• [About this exercise] Omitting all images, transcribe the entries word for word.

• [Records provided]

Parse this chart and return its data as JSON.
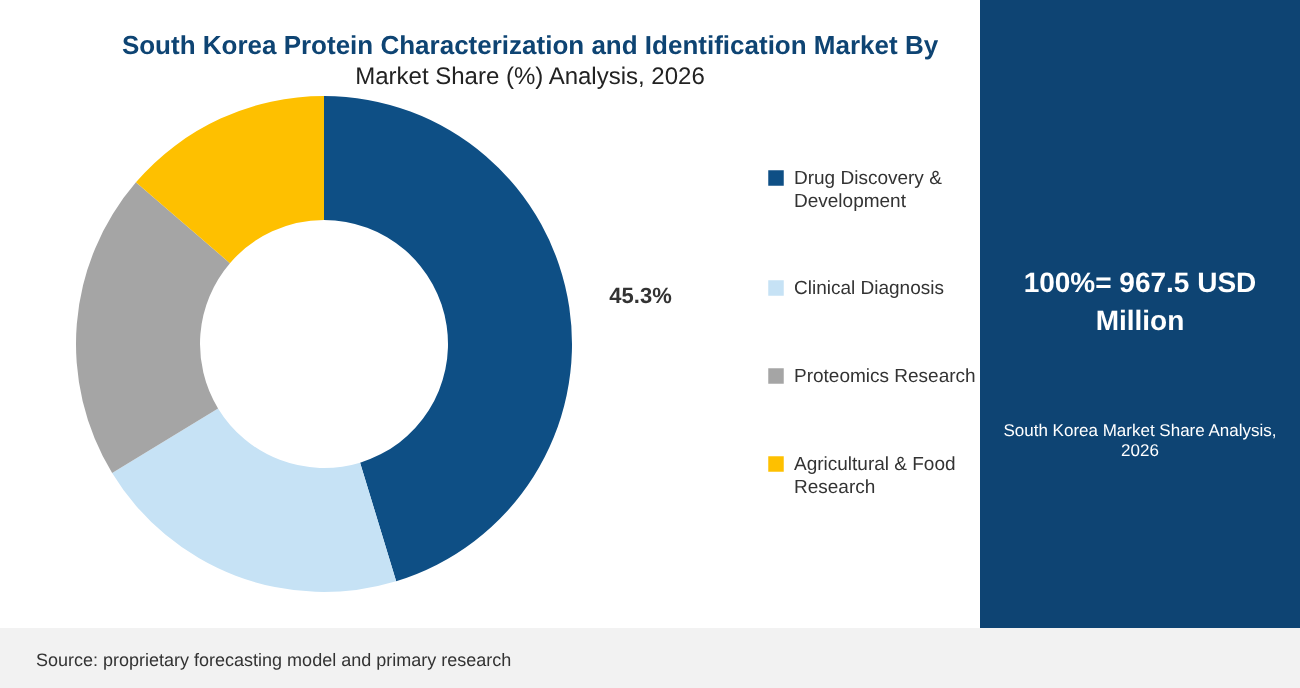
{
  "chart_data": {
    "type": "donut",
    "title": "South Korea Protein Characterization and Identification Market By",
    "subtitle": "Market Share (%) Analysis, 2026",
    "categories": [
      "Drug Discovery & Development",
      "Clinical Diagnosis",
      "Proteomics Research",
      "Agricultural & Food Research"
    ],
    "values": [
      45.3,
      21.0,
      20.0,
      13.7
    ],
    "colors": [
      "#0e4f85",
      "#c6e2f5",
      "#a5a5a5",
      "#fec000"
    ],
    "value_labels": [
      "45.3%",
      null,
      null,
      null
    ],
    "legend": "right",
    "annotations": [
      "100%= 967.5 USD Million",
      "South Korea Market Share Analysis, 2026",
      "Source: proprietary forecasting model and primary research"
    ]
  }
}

• [Response for this exercise]
Parse this chart and return its data as JSON.
{
  "chart_data": {
    "type": "donut",
    "title": "South Korea Protein Characterization and Identification Market By",
    "subtitle": "Market Share (%) Analysis, 2026",
    "categories": [
      "Drug Discovery & Development",
      "Clinical Diagnosis",
      "Proteomics Research",
      "Agricultural & Food Research"
    ],
    "values": [
      45.3,
      21.0,
      20.0,
      13.7
    ],
    "colors": [
      "#0e4f85",
      "#c6e2f5",
      "#a5a5a5",
      "#fec000"
    ],
    "value_labels": [
      "45.3%",
      null,
      null,
      null
    ],
    "legend": "right",
    "annotations": [
      "100%= 967.5 USD Million",
      "South Korea Market Share Analysis, 2026",
      "Source: proprietary forecasting model and primary research"
    ]
  }
}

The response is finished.